┌──

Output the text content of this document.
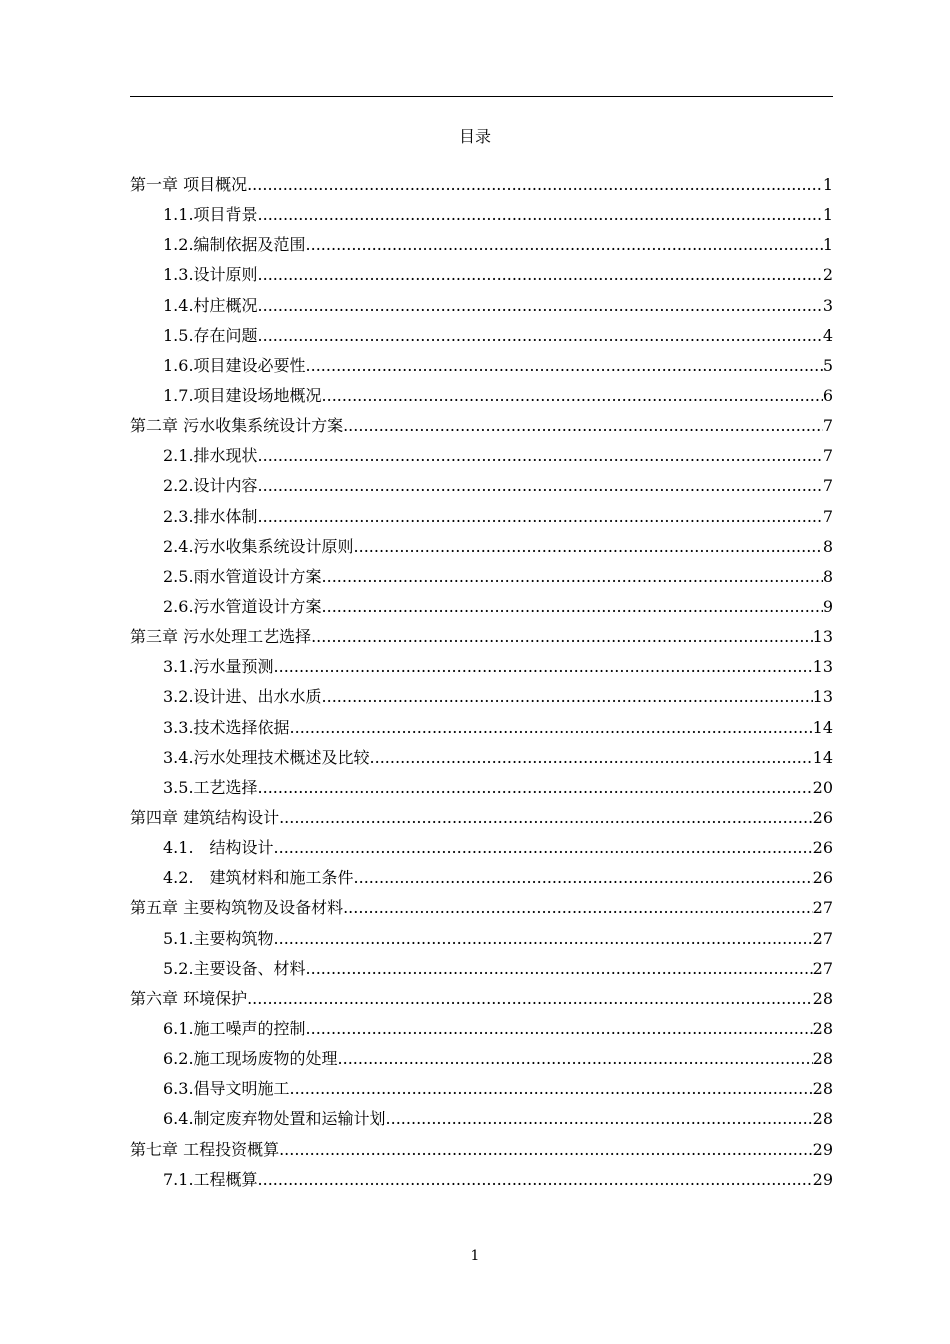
目录
第一章 项目概况 .....	1
1.1.项目背景 .....	1
1.2.编制依据及范围 .....	1
1.3.设计原则 .....	2
1.4.村庄概况 .....	3
1.5.存在问题 .....	4
1.6.项目建设必要性 .....	5
1.7.项目建设场地概况 .....	6
第二章 污水收集系统设计方案 .....	7
2.1.排水现状 .....	7
2.2.设计内容 .....	7
2.3.排水体制 .....	7
2.4.污水收集系统设计原则 .....	8
2.5.雨水管道设计方案 .....	8
2.6.污水管道设计方案 .....	9
第三章 污水处理工艺选择 .....	13
3.1.污水量预测 .....	13
3.2.设计进、出水水质 .....	13
3.3.技术选择依据 .....	14
3.4.污水处理技术概述及比较 .....	14
3.5.工艺选择 .....	20
第四章 建筑结构设计 .....	26
4.1.　结构设计 .....	26
4.2.　建筑材料和施工条件 .....	26
第五章 主要构筑物及设备材料 .....	27
5.1.主要构筑物 .....	27
5.2.主要设备、材料 .....	27
第六章 环境保护 .....	28
6.1.施工噪声的控制 .....	28
6.2.施工现场废物的处理 .....	28
6.3.倡导文明施工 .....	28
6.4.制定废弃物处置和运输计划 .....	28
第七章 工程投资概算 .....	29
7.1.工程概算 .....	29
1
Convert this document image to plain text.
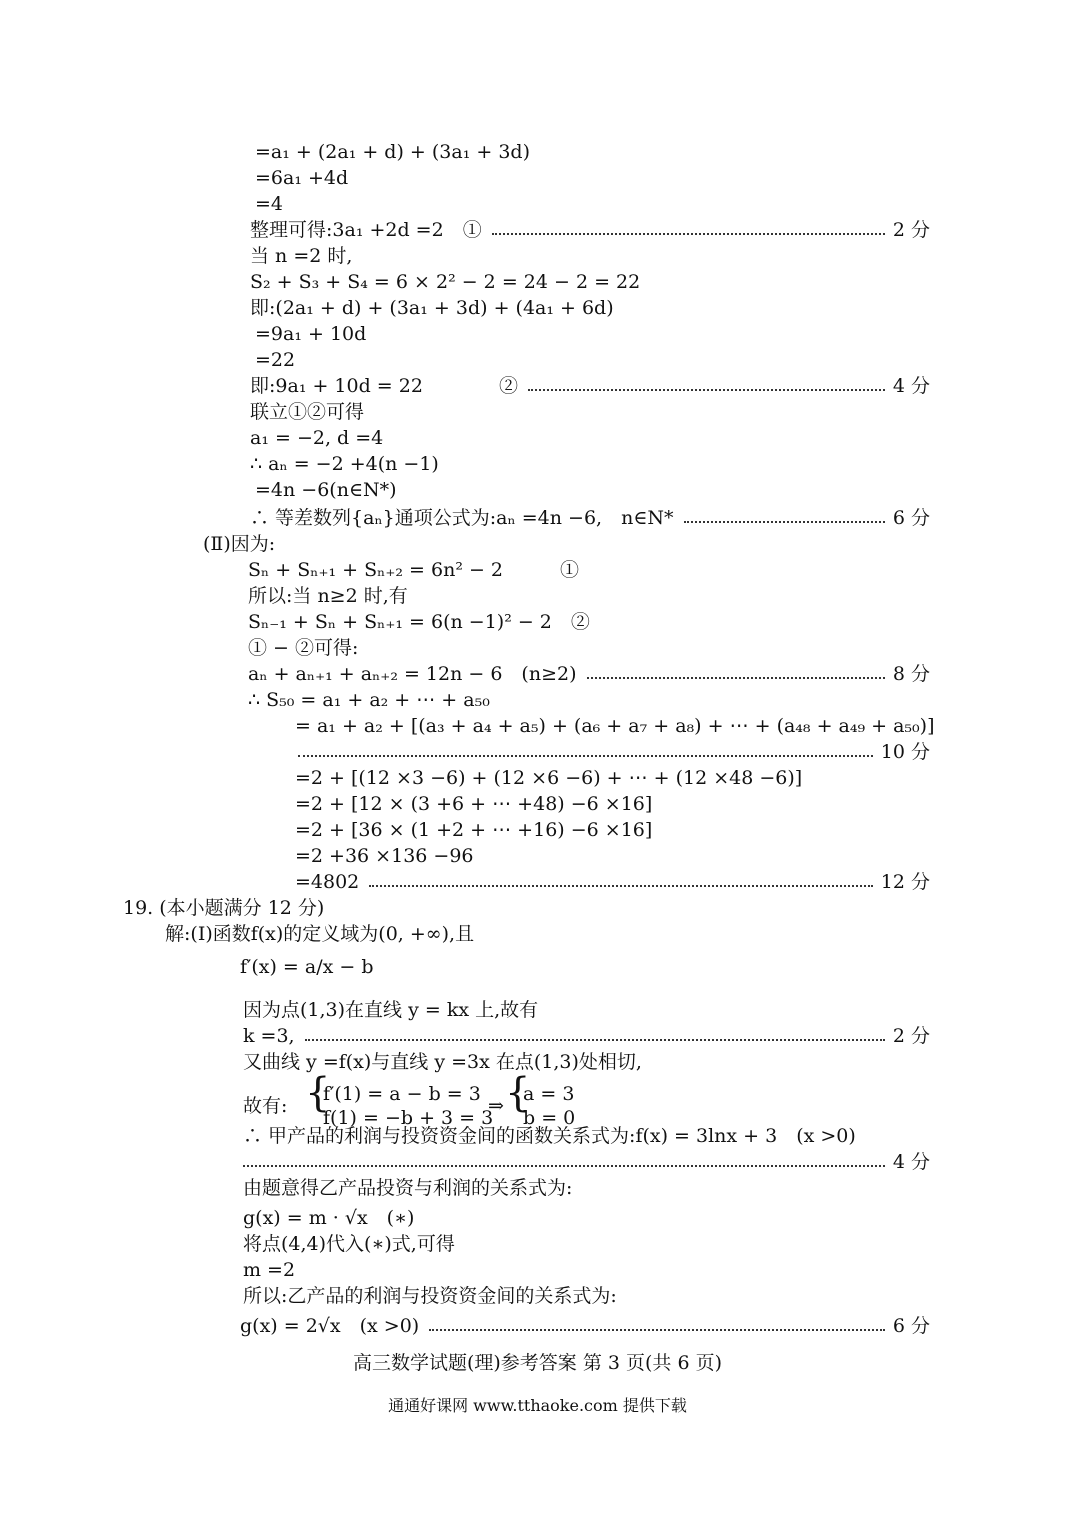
=a₁ + (2a₁ + d) + (3a₁ + 3d)
=6a₁ +4d
=4
整理可得:3a₁ +2d =2　①	2 分
当 n =2 时,
S₂ + S₃ + S₄ = 6 × 2² − 2 = 24 − 2 = 22
即:(2a₁ + d) + (3a₁ + 3d) + (4a₁ + 6d)
=9a₁ + 10d
=22
即:9a₁ + 10d = 22　　　　②	4 分
联立①②可得
a₁ = −2, d =4
∴ aₙ = −2 +4(n −1)
=4n −6(n∈N*)
∴ 等差数列{aₙ}通项公式为:aₙ =4n −6,　n∈N*	6 分
(Ⅱ)因为:
Sₙ + Sₙ₊₁ + Sₙ₊₂ = 6n² − 2　　　①
所以:当 n≥2 时,有
Sₙ₋₁ + Sₙ + Sₙ₊₁ = 6(n −1)² − 2　②
① − ②可得:
aₙ + aₙ₊₁ + aₙ₊₂ = 12n − 6　(n≥2)	8 分
∴ S₅₀ = a₁ + a₂ + ⋯ + a₅₀
= a₁ + a₂ + [(a₃ + a₄ + a₅) + (a₆ + a₇ + a₈) + ⋯ + (a₄₈ + a₄₉ + a₅₀)]
10 分
=2 + [(12 ×3 −6) + (12 ×6 −6) + ⋯ + (12 ×48 −6)]
=2 + [12 × (3 +6 + ⋯ +48) −6 ×16]
=2 + [36 × (1 +2 + ⋯ +16) −6 ×16]
=2 +36 ×136 −96
=4802	12 分
19. (本小题满分 12 分)
解:(Ⅰ)函数f(x)的定义域为(0, +∞),且
f′(x) = a/x − b
因为点(1,3)在直线 y = kx 上,故有
k =3,	2 分
又曲线 y =f(x)与直线 y =3x 在点(1,3)处相切,
故有: {
f′(1) = a − b = 3
f(1) = −b + 3 = 3
⇒ {
a = 3
b = 0
∴ 甲产品的利润与投资资金间的函数关系式为:f(x) = 3lnx + 3　(x >0)
4 分
由题意得乙产品投资与利润的关系式为:
g(x) = m · √x　(∗)
将点(4,4)代入(∗)式,可得
m =2
所以:乙产品的利润与投资资金间的关系式为:
g(x) = 2√x　(x >0)	6 分
高三数学试题(理)参考答案 第 3 页(共 6 页)
通通好课网 www.tthaoke.com 提供下载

└──

Directions:
Transcribe the records above exactly, omitting every picture they contain.

Final result:
Output the text content of this document.
目录
第一章 项目概况 .....	1
1.1.项目背景 .....	1
1.2.编制依据及范围 .....	1
1.3.设计原则 .....	2
1.4.村庄概况 .....	3
1.5.存在问题 .....	4
1.6.项目建设必要性 .....	5
1.7.项目建设场地概况 .....	6
第二章 污水收集系统设计方案 .....	7
2.1.排水现状 .....	7
2.2.设计内容 .....	7
2.3.排水体制 .....	7
2.4.污水收集系统设计原则 .....	8
2.5.雨水管道设计方案 .....	8
2.6.污水管道设计方案 .....	9
第三章 污水处理工艺选择 .....	13
3.1.污水量预测 .....	13
3.2.设计进、出水水质 .....	13
3.3.技术选择依据 .....	14
3.4.污水处理技术概述及比较 .....	14
3.5.工艺选择 .....	20
第四章 建筑结构设计 .....	26
4.1.　结构设计 .....	26
4.2.　建筑材料和施工条件 .....	26
第五章 主要构筑物及设备材料 .....	27
5.1.主要构筑物 .....	27
5.2.主要设备、材料 .....	27
第六章 环境保护 .....	28
6.1.施工噪声的控制 .....	28
6.2.施工现场废物的处理 .....	28
6.3.倡导文明施工 .....	28
6.4.制定废弃物处置和运输计划 .....	28
第七章 工程投资概算 .....	29
7.1.工程概算 .....	29
1
Convert this document image to plain text.
=a₁ + (2a₁ + d) + (3a₁ + 3d)
=6a₁ +4d
=4
整理可得:3a₁ +2d =2　①	2 分
当 n =2 时,
S₂ + S₃ + S₄ = 6 × 2² − 2 = 24 − 2 = 22
即:(2a₁ + d) + (3a₁ + 3d) + (4a₁ + 6d)
=9a₁ + 10d
=22
即:9a₁ + 10d = 22　　　　②	4 分
联立①②可得
a₁ = −2, d =4
∴ aₙ = −2 +4(n −1)
=4n −6(n∈N*)
∴ 等差数列{aₙ}通项公式为:aₙ =4n −6,　n∈N*	6 分
(Ⅱ)因为:
Sₙ + Sₙ₊₁ + Sₙ₊₂ = 6n² − 2　　　①
所以:当 n≥2 时,有
Sₙ₋₁ + Sₙ + Sₙ₊₁ = 6(n −1)² − 2　②
① − ②可得:
aₙ + aₙ₊₁ + aₙ₊₂ = 12n − 6　(n≥2)	8 分
∴ S₅₀ = a₁ + a₂ + ⋯ + a₅₀
= a₁ + a₂ + [(a₃ + a₄ + a₅) + (a₆ + a₇ + a₈) + ⋯ + (a₄₈ + a₄₉ + a₅₀)]
10 分
=2 + [(12 ×3 −6) + (12 ×6 −6) + ⋯ + (12 ×48 −6)]
=2 + [12 × (3 +6 + ⋯ +48) −6 ×16]
=2 + [36 × (1 +2 + ⋯ +16) −6 ×16]
=2 +36 ×136 −96
=4802	12 分
19. (本小题满分 12 分)
解:(Ⅰ)函数f(x)的定义域为(0, +∞),且
f′(x) = a/x − b
因为点(1,3)在直线 y = kx 上,故有
k =3,	2 分
又曲线 y =f(x)与直线 y =3x 在点(1,3)处相切,
故有: {
f′(1) = a − b = 3
f(1) = −b + 3 = 3
⇒ {
a = 3
b = 0
∴ 甲产品的利润与投资资金间的函数关系式为:f(x) = 3lnx + 3　(x >0)
4 分
由题意得乙产品投资与利润的关系式为:
g(x) = m · √x　(∗)
将点(4,4)代入(∗)式,可得
m =2
所以:乙产品的利润与投资资金间的关系式为:
g(x) = 2√x　(x >0)	6 分
高三数学试题(理)参考答案 第 3 页(共 6 页)
通通好课网 www.tthaoke.com 提供下载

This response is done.